INFORMATION SHOWN:
------------------------------

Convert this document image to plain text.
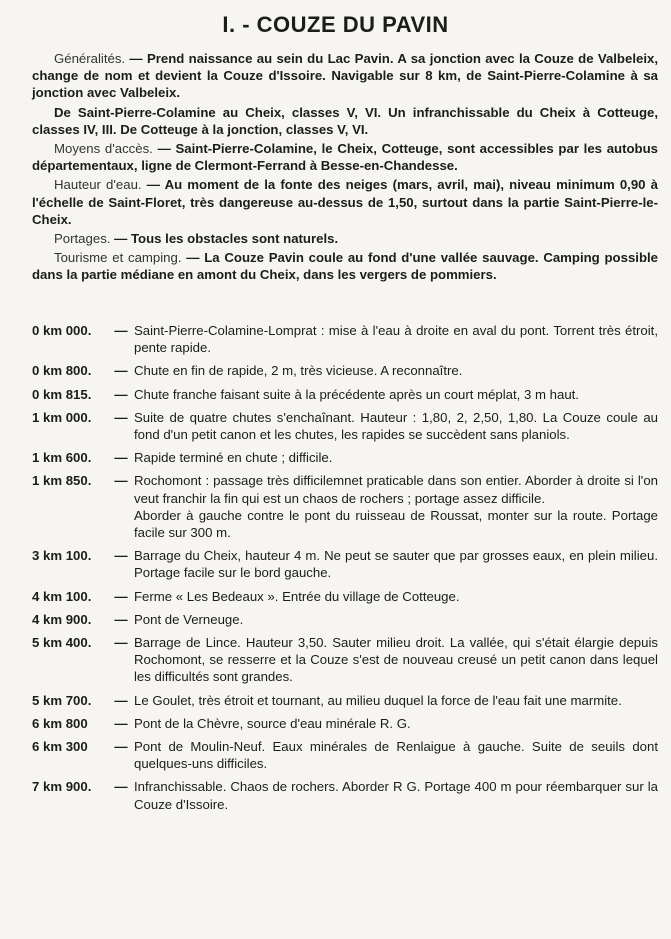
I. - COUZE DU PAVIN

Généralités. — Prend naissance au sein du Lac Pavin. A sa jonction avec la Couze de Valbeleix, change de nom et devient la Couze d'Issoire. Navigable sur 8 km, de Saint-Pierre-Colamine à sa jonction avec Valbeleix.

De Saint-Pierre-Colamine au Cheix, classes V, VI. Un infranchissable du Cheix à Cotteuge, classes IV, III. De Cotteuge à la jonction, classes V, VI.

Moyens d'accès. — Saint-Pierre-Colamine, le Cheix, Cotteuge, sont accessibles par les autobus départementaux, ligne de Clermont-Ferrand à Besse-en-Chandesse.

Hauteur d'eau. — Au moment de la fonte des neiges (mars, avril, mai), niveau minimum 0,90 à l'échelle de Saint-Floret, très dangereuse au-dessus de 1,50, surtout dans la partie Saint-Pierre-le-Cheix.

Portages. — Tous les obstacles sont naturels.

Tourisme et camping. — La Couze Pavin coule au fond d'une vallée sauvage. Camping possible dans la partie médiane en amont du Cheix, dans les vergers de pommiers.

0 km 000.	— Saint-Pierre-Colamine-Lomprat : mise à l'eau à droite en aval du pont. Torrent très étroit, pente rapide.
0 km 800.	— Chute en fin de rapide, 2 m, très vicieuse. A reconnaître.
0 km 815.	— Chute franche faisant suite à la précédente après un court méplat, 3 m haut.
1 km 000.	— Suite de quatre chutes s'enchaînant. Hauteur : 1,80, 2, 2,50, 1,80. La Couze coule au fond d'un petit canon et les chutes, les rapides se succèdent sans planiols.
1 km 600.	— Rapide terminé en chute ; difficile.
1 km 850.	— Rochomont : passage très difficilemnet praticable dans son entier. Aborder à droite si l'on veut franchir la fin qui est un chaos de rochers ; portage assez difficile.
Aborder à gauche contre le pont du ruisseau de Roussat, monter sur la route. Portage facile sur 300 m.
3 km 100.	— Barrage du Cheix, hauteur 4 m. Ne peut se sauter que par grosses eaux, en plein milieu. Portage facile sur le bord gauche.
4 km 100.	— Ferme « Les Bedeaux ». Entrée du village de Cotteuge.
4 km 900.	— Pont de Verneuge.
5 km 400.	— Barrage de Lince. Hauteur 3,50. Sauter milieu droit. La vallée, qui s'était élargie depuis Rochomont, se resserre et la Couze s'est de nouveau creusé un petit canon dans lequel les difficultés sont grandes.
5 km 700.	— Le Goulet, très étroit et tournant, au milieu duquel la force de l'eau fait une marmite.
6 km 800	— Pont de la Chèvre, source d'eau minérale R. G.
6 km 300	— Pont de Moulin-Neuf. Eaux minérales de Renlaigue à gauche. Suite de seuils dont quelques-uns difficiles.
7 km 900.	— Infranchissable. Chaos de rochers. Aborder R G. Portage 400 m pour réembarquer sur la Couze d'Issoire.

------------------------------

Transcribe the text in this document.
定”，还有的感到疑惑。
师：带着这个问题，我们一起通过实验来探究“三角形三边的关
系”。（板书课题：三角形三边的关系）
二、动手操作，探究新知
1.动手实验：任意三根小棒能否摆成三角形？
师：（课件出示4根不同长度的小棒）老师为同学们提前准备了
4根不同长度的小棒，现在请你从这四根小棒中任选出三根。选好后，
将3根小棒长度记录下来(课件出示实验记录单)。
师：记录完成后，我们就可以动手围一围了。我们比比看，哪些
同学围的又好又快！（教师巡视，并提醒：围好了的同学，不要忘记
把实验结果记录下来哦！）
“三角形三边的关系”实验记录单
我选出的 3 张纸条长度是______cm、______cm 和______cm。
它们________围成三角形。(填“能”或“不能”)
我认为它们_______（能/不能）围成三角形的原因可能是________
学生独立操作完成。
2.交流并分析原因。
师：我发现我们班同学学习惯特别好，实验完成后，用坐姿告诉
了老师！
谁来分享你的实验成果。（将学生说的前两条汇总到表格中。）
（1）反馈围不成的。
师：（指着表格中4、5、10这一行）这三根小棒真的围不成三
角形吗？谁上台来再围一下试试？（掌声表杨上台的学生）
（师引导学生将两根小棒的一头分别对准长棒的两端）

------------------------------

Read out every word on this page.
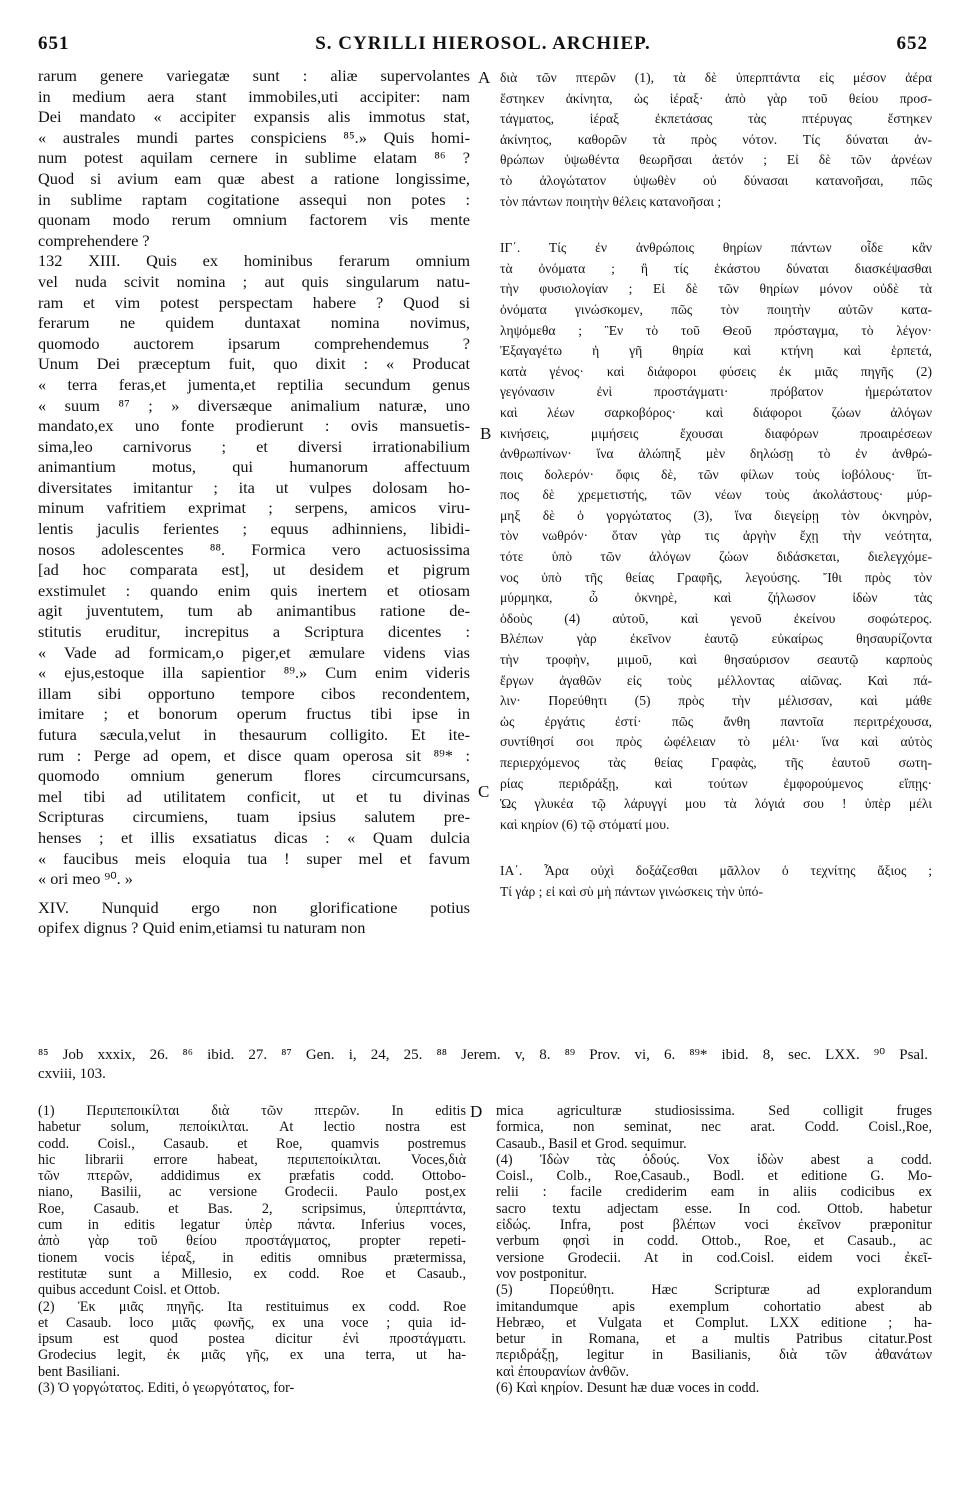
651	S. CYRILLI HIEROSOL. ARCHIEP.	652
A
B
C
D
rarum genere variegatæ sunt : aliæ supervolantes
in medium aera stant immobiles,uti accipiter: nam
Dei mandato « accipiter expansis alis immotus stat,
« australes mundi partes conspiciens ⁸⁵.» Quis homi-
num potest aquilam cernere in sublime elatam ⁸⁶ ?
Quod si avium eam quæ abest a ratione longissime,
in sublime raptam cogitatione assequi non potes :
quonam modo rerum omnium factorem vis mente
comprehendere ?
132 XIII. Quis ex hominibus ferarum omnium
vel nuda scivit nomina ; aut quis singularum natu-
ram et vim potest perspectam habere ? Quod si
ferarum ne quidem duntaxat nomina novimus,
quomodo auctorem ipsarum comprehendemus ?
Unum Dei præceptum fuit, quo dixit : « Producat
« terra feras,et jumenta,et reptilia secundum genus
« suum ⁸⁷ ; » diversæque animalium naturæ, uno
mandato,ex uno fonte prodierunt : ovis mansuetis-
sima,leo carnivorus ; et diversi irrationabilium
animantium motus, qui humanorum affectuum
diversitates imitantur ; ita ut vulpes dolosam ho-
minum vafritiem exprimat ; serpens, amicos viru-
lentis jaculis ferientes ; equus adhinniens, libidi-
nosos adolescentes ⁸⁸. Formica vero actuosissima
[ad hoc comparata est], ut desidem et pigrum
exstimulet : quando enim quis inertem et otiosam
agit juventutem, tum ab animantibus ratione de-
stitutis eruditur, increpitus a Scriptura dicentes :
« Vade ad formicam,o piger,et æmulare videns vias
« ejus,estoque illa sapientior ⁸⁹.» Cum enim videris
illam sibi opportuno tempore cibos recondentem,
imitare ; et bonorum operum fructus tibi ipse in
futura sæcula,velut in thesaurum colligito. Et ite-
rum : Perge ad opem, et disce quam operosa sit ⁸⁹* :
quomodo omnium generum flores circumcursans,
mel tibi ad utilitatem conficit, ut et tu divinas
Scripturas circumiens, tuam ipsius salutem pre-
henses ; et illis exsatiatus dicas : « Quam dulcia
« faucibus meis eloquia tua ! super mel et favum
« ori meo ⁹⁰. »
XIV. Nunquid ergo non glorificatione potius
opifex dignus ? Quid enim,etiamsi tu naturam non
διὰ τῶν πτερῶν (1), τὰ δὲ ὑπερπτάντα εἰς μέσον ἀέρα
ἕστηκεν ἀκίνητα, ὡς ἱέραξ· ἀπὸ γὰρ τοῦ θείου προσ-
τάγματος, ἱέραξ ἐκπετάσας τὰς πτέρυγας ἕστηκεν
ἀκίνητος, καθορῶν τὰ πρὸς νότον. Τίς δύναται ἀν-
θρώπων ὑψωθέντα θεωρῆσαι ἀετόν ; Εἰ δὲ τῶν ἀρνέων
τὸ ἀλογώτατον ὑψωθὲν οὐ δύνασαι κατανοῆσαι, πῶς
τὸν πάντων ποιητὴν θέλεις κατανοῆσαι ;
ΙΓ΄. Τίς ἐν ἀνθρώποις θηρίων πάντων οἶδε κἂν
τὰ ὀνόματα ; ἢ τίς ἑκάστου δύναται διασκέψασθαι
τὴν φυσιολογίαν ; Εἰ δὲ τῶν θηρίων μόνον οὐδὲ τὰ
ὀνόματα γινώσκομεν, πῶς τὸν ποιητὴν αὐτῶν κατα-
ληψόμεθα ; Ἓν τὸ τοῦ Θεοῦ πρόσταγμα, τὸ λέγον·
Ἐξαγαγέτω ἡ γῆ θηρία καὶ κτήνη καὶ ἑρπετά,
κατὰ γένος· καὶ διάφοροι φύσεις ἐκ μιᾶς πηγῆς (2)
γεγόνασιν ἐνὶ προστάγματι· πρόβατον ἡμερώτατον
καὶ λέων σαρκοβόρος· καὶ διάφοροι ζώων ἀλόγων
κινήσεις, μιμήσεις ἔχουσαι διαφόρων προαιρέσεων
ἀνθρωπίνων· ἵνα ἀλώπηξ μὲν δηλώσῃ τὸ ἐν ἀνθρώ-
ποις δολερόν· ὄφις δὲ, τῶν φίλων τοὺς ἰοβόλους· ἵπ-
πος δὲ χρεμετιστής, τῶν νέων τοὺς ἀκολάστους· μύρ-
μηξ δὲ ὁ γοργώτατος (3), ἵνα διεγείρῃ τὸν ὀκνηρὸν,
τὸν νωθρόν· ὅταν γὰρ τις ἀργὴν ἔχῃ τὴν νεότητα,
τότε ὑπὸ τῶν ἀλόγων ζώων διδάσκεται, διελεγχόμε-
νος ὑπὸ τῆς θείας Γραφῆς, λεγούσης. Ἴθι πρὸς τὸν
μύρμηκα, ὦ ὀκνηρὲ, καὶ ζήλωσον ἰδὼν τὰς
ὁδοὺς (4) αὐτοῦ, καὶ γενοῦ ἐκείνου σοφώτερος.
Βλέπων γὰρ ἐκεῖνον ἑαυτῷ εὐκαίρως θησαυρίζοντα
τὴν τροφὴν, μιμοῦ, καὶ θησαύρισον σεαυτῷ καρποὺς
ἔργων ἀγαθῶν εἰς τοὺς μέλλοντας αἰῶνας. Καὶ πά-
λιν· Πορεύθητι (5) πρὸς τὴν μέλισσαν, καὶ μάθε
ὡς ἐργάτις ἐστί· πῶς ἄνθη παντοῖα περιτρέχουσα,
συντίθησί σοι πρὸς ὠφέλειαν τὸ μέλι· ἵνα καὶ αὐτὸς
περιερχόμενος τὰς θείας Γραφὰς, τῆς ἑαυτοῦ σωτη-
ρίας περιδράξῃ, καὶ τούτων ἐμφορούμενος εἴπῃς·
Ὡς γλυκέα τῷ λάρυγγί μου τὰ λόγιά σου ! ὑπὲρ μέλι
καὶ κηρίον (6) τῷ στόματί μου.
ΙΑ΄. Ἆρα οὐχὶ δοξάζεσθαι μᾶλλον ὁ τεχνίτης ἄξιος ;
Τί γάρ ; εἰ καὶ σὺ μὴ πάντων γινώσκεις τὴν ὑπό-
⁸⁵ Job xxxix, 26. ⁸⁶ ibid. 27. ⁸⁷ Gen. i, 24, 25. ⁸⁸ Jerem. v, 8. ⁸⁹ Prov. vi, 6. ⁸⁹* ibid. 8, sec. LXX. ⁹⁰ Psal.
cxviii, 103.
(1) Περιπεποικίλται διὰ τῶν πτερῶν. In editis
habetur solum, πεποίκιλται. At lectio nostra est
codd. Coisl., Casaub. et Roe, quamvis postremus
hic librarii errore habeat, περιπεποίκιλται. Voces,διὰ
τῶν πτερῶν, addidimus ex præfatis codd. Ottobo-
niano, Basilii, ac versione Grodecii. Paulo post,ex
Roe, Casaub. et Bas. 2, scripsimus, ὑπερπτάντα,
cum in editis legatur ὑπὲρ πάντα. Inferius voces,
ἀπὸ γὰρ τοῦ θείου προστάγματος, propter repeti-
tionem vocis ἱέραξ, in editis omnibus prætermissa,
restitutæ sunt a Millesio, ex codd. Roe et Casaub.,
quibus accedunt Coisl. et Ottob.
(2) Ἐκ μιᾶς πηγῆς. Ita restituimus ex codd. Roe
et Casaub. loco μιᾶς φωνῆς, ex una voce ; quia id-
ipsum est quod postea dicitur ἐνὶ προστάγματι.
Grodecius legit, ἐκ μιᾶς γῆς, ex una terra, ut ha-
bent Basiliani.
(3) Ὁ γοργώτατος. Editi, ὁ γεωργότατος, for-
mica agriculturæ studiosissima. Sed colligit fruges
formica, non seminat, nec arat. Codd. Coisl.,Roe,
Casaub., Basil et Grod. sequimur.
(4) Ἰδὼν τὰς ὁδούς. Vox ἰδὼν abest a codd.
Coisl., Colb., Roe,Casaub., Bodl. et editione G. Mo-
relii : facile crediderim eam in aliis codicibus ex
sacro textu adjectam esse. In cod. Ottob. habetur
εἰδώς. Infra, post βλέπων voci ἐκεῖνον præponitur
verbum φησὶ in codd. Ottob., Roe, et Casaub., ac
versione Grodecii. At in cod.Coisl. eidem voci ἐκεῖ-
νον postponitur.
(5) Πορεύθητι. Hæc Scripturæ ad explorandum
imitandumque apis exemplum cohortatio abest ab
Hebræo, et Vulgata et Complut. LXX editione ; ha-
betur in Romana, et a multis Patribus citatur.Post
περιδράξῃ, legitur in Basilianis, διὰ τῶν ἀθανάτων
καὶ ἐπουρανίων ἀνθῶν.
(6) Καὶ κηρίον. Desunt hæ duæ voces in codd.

------------------------------

CHALLENGE: Extract each line from the listing that holds the word "droite".

RESULT OF THE EXERCISE:
0 km 000.	— Saint-Pierre-Colamine-Lomprat : mise à l'eau à droite en aval du pont. Torrent très étroit, pente rapide.
1 km 850.	— Rochomont : passage très difficilemnet praticable dans son entier. Aborder à droite si l'on veut franchir la fin qui est un chaos de rochers ; portage assez difficile.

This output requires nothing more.